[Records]

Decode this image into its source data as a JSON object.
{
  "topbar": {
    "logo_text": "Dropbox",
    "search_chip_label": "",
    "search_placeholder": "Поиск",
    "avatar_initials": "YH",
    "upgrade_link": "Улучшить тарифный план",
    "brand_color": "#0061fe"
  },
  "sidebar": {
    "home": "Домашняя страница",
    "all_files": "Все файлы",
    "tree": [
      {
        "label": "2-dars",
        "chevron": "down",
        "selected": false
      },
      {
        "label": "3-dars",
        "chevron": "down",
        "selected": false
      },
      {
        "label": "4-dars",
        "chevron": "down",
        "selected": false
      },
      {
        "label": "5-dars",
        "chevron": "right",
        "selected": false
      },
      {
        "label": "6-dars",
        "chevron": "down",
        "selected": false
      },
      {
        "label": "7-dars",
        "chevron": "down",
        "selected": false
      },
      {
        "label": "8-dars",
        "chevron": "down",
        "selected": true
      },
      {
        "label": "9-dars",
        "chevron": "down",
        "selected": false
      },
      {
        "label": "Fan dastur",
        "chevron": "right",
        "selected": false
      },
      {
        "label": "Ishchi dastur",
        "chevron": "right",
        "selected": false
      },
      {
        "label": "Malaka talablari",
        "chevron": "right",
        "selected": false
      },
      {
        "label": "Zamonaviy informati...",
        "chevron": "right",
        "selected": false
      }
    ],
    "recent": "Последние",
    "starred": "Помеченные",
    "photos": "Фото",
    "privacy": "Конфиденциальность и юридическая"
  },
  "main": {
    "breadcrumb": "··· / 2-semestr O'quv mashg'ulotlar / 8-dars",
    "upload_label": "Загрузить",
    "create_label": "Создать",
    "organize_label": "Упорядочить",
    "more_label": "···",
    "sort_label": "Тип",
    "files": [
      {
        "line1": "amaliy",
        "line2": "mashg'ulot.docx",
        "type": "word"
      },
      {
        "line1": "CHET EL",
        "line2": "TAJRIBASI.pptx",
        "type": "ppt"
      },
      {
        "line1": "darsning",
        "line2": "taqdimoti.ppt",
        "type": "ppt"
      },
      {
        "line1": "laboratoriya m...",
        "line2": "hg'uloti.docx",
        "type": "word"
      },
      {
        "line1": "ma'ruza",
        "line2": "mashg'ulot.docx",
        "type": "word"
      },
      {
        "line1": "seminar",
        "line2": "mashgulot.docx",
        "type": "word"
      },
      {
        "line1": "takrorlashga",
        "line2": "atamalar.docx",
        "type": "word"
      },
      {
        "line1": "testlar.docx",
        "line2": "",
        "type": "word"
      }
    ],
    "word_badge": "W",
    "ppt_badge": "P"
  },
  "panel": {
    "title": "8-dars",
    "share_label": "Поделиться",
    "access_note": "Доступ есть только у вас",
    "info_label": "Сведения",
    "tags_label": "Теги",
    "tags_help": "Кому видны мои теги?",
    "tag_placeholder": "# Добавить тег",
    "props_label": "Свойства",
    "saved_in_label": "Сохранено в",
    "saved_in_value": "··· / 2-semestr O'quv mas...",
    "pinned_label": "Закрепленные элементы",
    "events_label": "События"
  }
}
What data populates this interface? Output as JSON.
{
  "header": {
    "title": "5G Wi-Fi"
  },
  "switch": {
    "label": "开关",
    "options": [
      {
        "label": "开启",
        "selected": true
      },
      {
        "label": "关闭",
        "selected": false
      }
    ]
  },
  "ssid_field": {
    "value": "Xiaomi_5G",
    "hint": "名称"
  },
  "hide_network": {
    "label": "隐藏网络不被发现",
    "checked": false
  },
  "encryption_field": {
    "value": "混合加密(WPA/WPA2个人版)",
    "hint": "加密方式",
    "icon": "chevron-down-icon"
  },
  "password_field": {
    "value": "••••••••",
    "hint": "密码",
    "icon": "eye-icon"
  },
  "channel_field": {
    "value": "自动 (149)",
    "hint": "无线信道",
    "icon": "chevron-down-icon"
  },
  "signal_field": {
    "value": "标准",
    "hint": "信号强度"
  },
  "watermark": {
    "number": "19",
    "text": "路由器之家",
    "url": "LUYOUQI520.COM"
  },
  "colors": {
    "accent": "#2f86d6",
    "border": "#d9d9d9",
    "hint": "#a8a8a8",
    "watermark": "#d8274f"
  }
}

• _Required work_
Exact copies of all the records are required.

• _Written reply_
Decode this image into its source data as a JSON object.
{
  "topbar": {
    "logo_text": "Dropbox",
    "search_chip_label": "",
    "search_placeholder": "Поиск",
    "avatar_initials": "YH",
    "upgrade_link": "Улучшить тарифный план",
    "brand_color": "#0061fe"
  },
  "sidebar": {
    "home": "Домашняя страница",
    "all_files": "Все файлы",
    "tree": [
      {
        "label": "2-dars",
        "chevron": "down",
        "selected": false
      },
      {
        "label": "3-dars",
        "chevron": "down",
        "selected": false
      },
      {
        "label": "4-dars",
        "chevron": "down",
        "selected": false
      },
      {
        "label": "5-dars",
        "chevron": "right",
        "selected": false
      },
      {
        "label": "6-dars",
        "chevron": "down",
        "selected": false
      },
      {
        "label": "7-dars",
        "chevron": "down",
        "selected": false
      },
      {
        "label": "8-dars",
        "chevron": "down",
        "selected": true
      },
      {
        "label": "9-dars",
        "chevron": "down",
        "selected": false
      },
      {
        "label": "Fan dastur",
        "chevron": "right",
        "selected": false
      },
      {
        "label": "Ishchi dastur",
        "chevron": "right",
        "selected": false
      },
      {
        "label": "Malaka talablari",
        "chevron": "right",
        "selected": false
      },
      {
        "label": "Zamonaviy informati...",
        "chevron": "right",
        "selected": false
      }
    ],
    "recent": "Последние",
    "starred": "Помеченные",
    "photos": "Фото",
    "privacy": "Конфиденциальность и юридическая"
  },
  "main": {
    "breadcrumb": "··· / 2-semestr O'quv mashg'ulotlar / 8-dars",
    "upload_label": "Загрузить",
    "create_label": "Создать",
    "organize_label": "Упорядочить",
    "more_label": "···",
    "sort_label": "Тип",
    "files": [
      {
        "line1": "amaliy",
        "line2": "mashg'ulot.docx",
        "type": "word"
      },
      {
        "line1": "CHET EL",
        "line2": "TAJRIBASI.pptx",
        "type": "ppt"
      },
      {
        "line1": "darsning",
        "line2": "taqdimoti.ppt",
        "type": "ppt"
      },
      {
        "line1": "laboratoriya m...",
        "line2": "hg'uloti.docx",
        "type": "word"
      },
      {
        "line1": "ma'ruza",
        "line2": "mashg'ulot.docx",
        "type": "word"
      },
      {
        "line1": "seminar",
        "line2": "mashgulot.docx",
        "type": "word"
      },
      {
        "line1": "takrorlashga",
        "line2": "atamalar.docx",
        "type": "word"
      },
      {
        "line1": "testlar.docx",
        "line2": "",
        "type": "word"
      }
    ],
    "word_badge": "W",
    "ppt_badge": "P"
  },
  "panel": {
    "title": "8-dars",
    "share_label": "Поделиться",
    "access_note": "Доступ есть только у вас",
    "info_label": "Сведения",
    "tags_label": "Теги",
    "tags_help": "Кому видны мои теги?",
    "tag_placeholder": "# Добавить тег",
    "props_label": "Свойства",
    "saved_in_label": "Сохранено в",
    "saved_in_value": "··· / 2-semestr O'quv mas...",
    "pinned_label": "Закрепленные элементы",
    "events_label": "События"
  }
}
What data populates this interface? Output as JSON.
{
  "header": {
    "title": "5G Wi-Fi"
  },
  "switch": {
    "label": "开关",
    "options": [
      {
        "label": "开启",
        "selected": true
      },
      {
        "label": "关闭",
        "selected": false
      }
    ]
  },
  "ssid_field": {
    "value": "Xiaomi_5G",
    "hint": "名称"
  },
  "hide_network": {
    "label": "隐藏网络不被发现",
    "checked": false
  },
  "encryption_field": {
    "value": "混合加密(WPA/WPA2个人版)",
    "hint": "加密方式",
    "icon": "chevron-down-icon"
  },
  "password_field": {
    "value": "••••••••",
    "hint": "密码",
    "icon": "eye-icon"
  },
  "channel_field": {
    "value": "自动 (149)",
    "hint": "无线信道",
    "icon": "chevron-down-icon"
  },
  "signal_field": {
    "value": "标准",
    "hint": "信号强度"
  },
  "watermark": {
    "number": "19",
    "text": "路由器之家",
    "url": "LUYOUQI520.COM"
  },
  "colors": {
    "accent": "#2f86d6",
    "border": "#d9d9d9",
    "hint": "#a8a8a8",
    "watermark": "#d8274f"
  }
}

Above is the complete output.